-- Provided data --
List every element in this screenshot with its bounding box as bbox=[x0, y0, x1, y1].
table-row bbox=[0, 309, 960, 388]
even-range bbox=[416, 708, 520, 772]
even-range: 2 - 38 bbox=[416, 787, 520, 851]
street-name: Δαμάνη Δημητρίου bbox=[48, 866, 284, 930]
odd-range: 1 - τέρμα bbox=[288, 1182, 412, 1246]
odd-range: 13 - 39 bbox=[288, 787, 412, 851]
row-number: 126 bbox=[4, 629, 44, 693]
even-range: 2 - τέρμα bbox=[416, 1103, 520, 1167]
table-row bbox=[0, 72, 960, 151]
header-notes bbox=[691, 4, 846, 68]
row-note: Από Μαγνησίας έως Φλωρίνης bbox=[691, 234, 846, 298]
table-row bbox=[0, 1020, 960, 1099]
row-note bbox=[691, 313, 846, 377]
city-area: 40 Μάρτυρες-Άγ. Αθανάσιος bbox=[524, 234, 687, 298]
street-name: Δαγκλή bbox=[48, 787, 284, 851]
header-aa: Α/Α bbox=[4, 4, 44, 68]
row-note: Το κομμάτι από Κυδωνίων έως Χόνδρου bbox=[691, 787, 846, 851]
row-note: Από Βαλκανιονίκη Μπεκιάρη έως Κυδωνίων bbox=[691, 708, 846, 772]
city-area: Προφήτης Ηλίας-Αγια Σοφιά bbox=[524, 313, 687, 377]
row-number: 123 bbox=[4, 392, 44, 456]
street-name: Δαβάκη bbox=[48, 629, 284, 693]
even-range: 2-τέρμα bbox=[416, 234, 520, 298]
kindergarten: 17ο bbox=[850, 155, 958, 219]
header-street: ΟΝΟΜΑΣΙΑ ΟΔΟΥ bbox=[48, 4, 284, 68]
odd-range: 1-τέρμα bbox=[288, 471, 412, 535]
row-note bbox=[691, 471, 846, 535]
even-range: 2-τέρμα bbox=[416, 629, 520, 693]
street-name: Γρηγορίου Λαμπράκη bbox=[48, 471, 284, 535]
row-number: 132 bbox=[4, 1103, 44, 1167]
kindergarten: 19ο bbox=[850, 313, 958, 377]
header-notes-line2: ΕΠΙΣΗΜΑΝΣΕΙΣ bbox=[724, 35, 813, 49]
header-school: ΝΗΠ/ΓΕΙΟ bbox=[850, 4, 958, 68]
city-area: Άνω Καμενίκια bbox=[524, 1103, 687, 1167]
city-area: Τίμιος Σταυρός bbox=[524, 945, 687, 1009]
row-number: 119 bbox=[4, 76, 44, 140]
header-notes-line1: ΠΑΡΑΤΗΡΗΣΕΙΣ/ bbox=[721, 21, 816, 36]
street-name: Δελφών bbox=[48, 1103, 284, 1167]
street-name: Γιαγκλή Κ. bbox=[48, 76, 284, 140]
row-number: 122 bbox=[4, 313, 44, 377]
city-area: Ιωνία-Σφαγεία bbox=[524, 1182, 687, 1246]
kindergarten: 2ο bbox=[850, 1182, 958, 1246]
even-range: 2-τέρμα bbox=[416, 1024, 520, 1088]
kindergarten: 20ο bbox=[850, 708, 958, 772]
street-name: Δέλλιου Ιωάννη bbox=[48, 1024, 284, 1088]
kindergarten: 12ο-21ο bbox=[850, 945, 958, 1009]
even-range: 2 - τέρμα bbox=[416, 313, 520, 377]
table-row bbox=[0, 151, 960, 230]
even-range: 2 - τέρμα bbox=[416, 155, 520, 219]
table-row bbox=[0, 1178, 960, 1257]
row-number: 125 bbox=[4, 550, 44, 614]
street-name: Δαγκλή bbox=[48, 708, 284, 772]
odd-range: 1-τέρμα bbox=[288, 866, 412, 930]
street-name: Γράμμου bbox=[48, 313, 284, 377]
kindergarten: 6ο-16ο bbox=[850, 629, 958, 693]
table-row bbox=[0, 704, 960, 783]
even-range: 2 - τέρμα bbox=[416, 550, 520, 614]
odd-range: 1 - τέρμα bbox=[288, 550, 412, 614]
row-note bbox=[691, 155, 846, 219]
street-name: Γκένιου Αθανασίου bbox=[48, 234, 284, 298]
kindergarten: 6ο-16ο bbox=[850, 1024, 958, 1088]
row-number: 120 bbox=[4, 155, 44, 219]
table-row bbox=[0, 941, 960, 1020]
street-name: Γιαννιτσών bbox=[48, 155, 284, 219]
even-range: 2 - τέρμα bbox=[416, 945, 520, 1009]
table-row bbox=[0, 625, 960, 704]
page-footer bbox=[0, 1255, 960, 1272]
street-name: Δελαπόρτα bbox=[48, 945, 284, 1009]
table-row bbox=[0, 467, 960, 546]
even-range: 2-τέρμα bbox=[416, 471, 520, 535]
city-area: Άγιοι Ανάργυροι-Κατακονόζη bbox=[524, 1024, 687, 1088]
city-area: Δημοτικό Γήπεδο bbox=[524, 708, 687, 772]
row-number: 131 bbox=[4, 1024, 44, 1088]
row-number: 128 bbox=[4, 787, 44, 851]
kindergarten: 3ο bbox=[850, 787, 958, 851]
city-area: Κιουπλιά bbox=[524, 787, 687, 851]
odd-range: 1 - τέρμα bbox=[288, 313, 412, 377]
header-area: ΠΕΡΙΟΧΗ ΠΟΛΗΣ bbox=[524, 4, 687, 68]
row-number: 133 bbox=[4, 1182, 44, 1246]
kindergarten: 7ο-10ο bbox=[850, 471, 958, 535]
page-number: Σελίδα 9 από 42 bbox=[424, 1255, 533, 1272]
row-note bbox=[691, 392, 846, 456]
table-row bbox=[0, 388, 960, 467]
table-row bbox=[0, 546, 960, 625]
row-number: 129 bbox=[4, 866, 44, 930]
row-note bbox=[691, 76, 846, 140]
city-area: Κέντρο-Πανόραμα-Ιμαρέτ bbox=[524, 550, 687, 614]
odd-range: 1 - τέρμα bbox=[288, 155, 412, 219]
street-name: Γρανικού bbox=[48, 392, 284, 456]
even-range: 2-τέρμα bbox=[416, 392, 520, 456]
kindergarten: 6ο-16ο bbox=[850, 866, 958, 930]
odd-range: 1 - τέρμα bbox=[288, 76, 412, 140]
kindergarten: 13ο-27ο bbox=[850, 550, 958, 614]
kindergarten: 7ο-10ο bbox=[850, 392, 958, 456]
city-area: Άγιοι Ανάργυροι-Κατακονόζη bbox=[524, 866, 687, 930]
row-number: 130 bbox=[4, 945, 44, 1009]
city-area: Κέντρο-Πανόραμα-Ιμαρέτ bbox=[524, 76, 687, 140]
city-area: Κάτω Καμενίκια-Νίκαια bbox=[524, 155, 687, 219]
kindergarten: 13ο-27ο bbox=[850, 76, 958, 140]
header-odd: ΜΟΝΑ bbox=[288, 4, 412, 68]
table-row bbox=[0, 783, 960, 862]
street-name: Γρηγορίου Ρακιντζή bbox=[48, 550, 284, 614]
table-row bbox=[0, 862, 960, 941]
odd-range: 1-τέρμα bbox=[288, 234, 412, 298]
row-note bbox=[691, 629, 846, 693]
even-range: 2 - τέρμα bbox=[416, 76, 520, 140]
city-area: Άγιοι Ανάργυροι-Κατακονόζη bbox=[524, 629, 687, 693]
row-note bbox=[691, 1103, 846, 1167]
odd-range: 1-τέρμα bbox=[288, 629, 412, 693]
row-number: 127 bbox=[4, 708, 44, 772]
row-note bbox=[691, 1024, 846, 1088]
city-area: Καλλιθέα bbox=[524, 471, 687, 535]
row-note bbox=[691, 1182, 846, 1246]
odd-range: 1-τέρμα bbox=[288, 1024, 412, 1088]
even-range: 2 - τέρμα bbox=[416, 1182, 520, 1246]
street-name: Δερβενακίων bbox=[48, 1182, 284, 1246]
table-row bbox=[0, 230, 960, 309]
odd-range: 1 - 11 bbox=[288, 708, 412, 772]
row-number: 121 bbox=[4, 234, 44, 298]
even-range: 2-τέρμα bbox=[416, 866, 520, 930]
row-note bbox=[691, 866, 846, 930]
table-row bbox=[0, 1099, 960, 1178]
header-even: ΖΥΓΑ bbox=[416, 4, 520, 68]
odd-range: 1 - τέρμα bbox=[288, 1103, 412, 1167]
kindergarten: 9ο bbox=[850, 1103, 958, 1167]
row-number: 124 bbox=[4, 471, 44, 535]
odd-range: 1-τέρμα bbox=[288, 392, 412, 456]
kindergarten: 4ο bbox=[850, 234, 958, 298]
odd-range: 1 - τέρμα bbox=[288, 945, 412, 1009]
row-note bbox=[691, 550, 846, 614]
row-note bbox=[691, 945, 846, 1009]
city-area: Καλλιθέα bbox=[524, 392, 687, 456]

-- Aim of the task --
Please reproduce the stretch of the data above from its first line through the line containing "row-note: Από Βαλκανιονίκη", both ends included.

-- Solution for this problem --
List every element in this screenshot with its bounding box as bbox=[x0, y0, x1, y1].
table-row bbox=[0, 309, 960, 388]
even-range bbox=[416, 708, 520, 772]
even-range: 2 - 38 bbox=[416, 787, 520, 851]
street-name: Δαμάνη Δημητρίου bbox=[48, 866, 284, 930]
odd-range: 1 - τέρμα bbox=[288, 1182, 412, 1246]
odd-range: 13 - 39 bbox=[288, 787, 412, 851]
row-number: 126 bbox=[4, 629, 44, 693]
even-range: 2 - τέρμα bbox=[416, 1103, 520, 1167]
table-row bbox=[0, 72, 960, 151]
header-notes bbox=[691, 4, 846, 68]
row-note: Από Μαγνησίας έως Φλωρίνης bbox=[691, 234, 846, 298]
table-row bbox=[0, 1020, 960, 1099]
row-note bbox=[691, 313, 846, 377]
city-area: 40 Μάρτυρες-Άγ. Αθανάσιος bbox=[524, 234, 687, 298]
street-name: Δαγκλή bbox=[48, 787, 284, 851]
header-aa: Α/Α bbox=[4, 4, 44, 68]
row-note: Το κομμάτι από Κυδωνίων έως Χόνδρου bbox=[691, 787, 846, 851]
row-note: Από Βαλκανιονίκη Μπεκιάρη έως Κυδωνίων bbox=[691, 708, 846, 772]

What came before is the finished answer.